Records that describe figures:
• • •

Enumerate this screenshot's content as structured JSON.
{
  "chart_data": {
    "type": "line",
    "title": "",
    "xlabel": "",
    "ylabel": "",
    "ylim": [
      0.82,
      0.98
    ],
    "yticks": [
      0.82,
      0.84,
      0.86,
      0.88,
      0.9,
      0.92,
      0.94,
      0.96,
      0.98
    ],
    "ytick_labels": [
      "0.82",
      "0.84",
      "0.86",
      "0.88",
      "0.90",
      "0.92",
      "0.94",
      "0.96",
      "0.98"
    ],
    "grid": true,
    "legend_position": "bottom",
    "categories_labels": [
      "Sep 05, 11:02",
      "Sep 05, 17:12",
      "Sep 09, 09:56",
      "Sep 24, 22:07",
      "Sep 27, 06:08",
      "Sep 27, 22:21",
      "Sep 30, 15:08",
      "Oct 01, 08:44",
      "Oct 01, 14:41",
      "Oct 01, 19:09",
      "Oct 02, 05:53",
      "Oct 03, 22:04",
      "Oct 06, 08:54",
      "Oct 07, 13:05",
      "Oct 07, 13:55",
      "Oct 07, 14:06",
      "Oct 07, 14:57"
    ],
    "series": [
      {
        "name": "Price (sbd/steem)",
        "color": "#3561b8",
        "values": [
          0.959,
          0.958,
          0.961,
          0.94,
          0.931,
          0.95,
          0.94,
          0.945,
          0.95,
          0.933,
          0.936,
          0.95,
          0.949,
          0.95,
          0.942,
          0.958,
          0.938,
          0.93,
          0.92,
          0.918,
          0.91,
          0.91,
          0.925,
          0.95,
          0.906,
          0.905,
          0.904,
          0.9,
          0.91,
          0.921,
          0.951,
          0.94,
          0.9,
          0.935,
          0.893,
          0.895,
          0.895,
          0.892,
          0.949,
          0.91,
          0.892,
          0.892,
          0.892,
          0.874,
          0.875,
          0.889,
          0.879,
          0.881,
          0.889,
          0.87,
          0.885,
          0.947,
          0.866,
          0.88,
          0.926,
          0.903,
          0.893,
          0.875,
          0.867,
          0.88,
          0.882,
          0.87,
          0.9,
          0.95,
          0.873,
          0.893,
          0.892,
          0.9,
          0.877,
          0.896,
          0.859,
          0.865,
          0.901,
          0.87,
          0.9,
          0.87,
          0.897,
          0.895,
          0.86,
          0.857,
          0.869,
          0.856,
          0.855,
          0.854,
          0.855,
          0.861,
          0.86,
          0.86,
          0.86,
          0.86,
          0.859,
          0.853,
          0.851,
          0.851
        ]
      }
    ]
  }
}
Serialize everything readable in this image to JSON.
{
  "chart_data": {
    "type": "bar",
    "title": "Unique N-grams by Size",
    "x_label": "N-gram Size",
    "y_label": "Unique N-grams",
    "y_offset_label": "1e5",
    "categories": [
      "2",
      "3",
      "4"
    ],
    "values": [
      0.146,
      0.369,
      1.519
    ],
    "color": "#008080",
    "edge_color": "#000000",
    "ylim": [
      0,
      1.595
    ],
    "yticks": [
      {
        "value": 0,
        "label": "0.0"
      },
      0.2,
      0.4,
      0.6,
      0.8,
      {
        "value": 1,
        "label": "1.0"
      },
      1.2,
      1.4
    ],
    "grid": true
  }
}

• • •

WRITTEN REQUEST
Give the count of lines containing "Unique", with no added text.

EXERCISE RESPONSE
2